====== Trecho do texto

1.
Ciências de Referência
Todos as definições genéricas sobre
ciência continuam a repetir invariavelmente conceitos extraídos das
denominadas ciências experimentais, entre as quais se destaca a
física. Quando no século XVII a física se tornou numa ciência
experimental, os seus métodos tornaram-se o padrão para as
restantes ciências. No século XIX, o positivismo consagra esta
concepção. Os conhecimentos da física são
considerados como proposições sobre a totalidade da
natureza. Muitas vezes proclama-se que uma verdadeira filosofia
deve ser uma ciência natural. Esta concepção encontra-se totalmente
ultrapassada.
O grande objectivo das ciências
experimentais é dar por meio de conceitos apropriados e deduzidos da
experiência, uma representação mental dos processos que
objectivamente se desenrolam na natureza.
2.A Importância do Método na Ciência
A objectividade do conhecimento científico
é desde o século XVI, associado ao rigor do método de
investigação utilizado. Nas ciências experimentais, o método
assenta, em termos correntes, em quatro fases fundamentais:
Observação, Hipótese, Experimentação e Formulação de leis:.

============
====== Dados registados

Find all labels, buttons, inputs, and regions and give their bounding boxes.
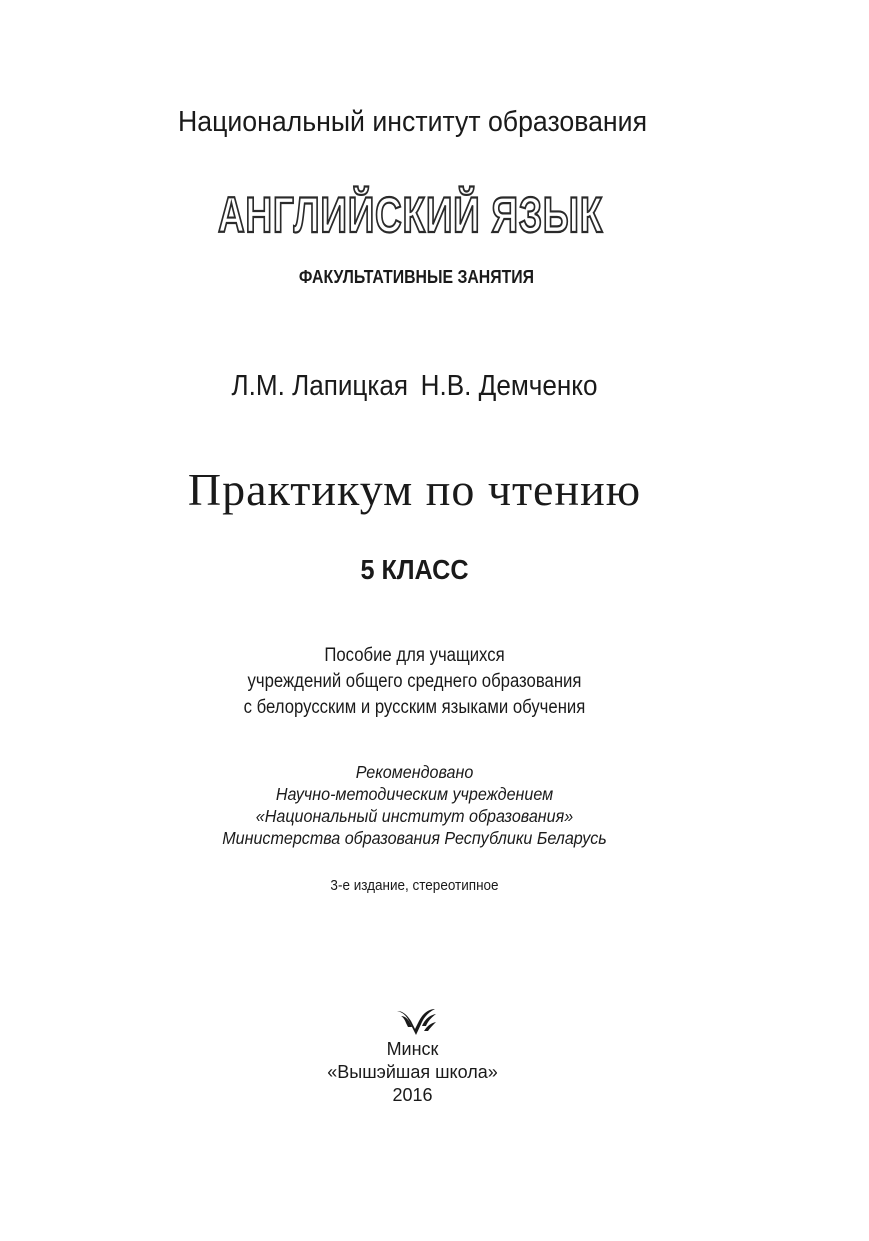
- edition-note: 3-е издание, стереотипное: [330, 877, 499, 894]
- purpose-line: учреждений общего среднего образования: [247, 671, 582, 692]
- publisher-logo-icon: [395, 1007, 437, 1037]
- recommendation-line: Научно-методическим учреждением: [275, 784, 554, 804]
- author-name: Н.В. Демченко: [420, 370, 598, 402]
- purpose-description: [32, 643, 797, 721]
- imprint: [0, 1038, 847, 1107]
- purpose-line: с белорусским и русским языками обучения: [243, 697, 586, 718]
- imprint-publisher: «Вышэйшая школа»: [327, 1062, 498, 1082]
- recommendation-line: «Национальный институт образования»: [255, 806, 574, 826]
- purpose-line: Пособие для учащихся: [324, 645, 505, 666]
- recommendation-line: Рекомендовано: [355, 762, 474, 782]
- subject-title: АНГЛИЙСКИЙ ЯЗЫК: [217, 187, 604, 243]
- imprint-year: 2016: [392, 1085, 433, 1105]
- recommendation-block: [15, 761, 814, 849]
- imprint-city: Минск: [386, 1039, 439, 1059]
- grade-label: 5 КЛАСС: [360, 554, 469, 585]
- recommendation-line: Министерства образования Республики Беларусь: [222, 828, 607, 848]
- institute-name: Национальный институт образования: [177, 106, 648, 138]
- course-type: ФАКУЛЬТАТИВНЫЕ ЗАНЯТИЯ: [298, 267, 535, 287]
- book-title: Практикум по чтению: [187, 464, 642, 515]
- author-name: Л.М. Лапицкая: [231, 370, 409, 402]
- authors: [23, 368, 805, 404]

============

**Instruções**. Cite do texto sobre as ciências experimentais o trecho que começa nas palavras "2.A Importância do" e termina depois de "Formulação de leis:.".

**Resolução**.
2.A Importância do Método na Ciência
A objectividade do conhecimento científico
é desde o século XVI, associado ao rigor do método de
investigação utilizado. Nas ciências experimentais, o método
assenta, em termos correntes, em quatro fases fundamentais:
Observação, Hipótese, Experimentação e Formulação de leis:.